Instruction => Note how many lines in the entries contain the string "pulpit", then give that number and nothing else.

Saved data entries =>
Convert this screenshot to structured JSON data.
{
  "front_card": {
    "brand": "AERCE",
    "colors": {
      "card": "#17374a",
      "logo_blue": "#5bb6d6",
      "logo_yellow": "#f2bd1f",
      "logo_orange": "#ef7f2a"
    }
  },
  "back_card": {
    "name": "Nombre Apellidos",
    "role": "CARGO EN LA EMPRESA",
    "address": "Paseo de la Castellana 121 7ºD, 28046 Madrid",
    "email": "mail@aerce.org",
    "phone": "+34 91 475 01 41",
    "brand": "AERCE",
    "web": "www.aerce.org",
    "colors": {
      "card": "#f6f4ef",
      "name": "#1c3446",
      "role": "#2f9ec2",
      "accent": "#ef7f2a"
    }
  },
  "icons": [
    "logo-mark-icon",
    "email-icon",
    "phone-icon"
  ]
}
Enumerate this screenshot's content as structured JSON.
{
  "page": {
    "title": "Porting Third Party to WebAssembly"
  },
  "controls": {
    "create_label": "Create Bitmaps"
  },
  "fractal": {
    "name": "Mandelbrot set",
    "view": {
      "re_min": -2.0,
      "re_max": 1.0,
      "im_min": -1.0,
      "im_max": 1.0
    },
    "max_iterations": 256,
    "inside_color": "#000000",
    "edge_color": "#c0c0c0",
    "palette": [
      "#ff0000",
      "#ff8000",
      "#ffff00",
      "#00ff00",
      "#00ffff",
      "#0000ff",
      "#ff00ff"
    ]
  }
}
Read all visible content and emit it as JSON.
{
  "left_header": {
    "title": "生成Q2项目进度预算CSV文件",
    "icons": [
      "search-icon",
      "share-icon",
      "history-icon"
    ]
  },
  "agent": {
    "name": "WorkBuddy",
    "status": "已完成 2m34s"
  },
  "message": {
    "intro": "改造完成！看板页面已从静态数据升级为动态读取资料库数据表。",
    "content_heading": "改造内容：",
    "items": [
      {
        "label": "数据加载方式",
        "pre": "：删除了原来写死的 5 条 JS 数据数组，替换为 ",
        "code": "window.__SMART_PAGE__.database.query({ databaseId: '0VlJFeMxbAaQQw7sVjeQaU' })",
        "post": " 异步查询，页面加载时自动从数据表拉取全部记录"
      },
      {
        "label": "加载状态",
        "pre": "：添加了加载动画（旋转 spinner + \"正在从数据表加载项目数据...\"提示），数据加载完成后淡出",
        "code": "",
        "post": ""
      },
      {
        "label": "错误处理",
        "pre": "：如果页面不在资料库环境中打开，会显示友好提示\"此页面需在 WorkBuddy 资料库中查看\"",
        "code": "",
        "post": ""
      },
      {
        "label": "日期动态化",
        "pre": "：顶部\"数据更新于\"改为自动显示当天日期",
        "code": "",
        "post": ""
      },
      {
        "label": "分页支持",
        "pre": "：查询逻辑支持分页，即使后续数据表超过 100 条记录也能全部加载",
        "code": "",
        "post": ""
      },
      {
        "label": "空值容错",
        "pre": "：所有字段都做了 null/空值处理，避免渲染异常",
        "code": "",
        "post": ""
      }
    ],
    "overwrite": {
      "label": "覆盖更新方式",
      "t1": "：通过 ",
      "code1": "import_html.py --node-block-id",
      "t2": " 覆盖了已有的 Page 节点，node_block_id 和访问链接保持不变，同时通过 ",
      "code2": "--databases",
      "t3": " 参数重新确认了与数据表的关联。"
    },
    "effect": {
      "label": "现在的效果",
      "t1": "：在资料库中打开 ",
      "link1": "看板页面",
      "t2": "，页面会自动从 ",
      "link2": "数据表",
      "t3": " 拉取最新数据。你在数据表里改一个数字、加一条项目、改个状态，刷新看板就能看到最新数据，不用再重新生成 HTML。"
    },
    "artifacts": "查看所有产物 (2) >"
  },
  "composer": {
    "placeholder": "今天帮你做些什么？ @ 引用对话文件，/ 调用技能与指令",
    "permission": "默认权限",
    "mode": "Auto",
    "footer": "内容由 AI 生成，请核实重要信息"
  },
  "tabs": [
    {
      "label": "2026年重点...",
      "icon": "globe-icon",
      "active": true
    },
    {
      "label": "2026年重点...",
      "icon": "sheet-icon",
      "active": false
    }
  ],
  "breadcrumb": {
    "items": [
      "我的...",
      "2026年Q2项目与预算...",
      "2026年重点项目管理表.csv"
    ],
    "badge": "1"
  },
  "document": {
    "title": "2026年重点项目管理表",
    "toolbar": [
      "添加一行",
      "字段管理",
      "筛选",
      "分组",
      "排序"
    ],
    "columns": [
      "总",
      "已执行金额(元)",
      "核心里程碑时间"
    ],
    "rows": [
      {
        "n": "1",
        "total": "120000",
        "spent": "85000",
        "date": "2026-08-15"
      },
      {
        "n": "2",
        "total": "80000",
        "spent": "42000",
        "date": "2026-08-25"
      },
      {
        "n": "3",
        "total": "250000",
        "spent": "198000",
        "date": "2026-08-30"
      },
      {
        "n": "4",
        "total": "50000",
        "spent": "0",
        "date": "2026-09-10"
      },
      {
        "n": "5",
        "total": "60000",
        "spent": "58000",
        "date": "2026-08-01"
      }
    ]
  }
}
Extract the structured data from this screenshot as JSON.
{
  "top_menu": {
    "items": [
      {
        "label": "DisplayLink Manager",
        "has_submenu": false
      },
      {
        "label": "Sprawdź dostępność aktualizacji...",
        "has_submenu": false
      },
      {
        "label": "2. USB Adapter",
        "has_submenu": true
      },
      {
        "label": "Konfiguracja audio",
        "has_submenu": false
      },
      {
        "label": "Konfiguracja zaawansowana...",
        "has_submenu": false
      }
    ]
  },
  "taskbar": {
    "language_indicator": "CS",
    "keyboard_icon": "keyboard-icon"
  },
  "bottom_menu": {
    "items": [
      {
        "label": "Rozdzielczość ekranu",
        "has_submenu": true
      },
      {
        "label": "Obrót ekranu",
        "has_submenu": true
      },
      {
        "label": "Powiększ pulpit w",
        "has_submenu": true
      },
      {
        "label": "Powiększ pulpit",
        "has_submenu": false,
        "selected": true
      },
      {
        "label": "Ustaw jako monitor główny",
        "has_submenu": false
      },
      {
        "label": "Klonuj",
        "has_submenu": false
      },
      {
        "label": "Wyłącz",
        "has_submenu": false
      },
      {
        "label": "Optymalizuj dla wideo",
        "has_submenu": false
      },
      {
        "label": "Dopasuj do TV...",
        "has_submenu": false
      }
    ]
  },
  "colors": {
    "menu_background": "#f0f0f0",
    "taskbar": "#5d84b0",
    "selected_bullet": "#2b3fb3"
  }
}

Completed task => 2